#### [Task instructions]
In the listing below, find every line containing "name" and copy it out.

#### [Records for the task]
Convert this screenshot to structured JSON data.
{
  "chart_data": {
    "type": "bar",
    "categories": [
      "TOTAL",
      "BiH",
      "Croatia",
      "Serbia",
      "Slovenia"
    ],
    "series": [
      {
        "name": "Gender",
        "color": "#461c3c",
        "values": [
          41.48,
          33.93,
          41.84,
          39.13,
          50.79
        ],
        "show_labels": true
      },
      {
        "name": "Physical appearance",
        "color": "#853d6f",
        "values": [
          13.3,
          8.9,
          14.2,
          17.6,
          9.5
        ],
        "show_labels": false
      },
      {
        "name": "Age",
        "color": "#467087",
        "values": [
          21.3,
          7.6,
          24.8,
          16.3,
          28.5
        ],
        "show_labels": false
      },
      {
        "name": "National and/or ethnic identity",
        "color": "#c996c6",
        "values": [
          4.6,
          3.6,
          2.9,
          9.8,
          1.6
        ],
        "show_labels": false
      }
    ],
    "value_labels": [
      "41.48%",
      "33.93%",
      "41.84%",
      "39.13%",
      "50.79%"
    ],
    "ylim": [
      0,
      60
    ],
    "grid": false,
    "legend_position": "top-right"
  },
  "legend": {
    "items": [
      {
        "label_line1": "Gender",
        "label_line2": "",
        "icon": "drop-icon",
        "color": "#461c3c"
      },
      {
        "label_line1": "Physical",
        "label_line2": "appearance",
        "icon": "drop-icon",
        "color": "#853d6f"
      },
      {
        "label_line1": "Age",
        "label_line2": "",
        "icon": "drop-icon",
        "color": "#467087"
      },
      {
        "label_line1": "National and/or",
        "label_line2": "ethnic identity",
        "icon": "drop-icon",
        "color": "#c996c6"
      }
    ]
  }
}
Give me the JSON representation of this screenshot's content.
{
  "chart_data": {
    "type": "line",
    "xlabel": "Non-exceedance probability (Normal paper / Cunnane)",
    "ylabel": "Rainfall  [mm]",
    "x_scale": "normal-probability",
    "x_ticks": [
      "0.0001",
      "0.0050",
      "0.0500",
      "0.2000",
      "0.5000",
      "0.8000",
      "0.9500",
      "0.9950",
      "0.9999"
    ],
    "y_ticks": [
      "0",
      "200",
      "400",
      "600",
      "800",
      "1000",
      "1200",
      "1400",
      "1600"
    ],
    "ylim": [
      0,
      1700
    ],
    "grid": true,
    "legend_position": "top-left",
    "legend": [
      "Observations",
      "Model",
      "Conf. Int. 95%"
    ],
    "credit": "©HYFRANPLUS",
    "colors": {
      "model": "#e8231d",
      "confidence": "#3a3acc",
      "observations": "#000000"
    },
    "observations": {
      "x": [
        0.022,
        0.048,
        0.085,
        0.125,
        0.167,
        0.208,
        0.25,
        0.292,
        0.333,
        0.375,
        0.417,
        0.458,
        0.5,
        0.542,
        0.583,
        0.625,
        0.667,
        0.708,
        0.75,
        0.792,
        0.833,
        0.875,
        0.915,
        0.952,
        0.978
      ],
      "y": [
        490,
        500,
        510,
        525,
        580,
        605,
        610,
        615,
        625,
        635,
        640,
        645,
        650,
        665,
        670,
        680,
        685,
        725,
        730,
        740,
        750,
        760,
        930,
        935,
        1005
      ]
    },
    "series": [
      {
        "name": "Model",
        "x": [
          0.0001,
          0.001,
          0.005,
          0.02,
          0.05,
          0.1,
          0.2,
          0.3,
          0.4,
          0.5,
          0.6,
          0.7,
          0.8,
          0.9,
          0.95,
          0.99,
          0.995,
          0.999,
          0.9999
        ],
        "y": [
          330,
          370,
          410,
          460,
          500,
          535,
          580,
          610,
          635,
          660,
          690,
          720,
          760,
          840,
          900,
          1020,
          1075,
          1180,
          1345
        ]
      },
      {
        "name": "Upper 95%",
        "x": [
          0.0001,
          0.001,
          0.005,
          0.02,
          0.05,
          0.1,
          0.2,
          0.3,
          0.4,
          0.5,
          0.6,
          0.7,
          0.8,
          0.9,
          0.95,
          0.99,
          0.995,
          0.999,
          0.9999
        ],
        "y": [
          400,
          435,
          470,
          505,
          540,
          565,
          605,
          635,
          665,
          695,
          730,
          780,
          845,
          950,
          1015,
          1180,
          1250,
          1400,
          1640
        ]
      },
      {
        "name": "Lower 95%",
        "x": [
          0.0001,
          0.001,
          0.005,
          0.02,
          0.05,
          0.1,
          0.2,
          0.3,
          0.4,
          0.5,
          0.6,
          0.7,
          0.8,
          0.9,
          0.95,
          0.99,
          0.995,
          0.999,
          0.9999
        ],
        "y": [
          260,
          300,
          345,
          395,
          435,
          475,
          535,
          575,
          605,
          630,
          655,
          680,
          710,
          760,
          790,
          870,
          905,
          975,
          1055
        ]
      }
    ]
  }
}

#### [Complete response]
        "name": "Gender",
        "name": "Physical appearance",
        "name": "Age",
        "name": "National and/or ethnic identity",
        "name": "Model",
        "name": "Upper 95%",
        "name": "Lower 95%",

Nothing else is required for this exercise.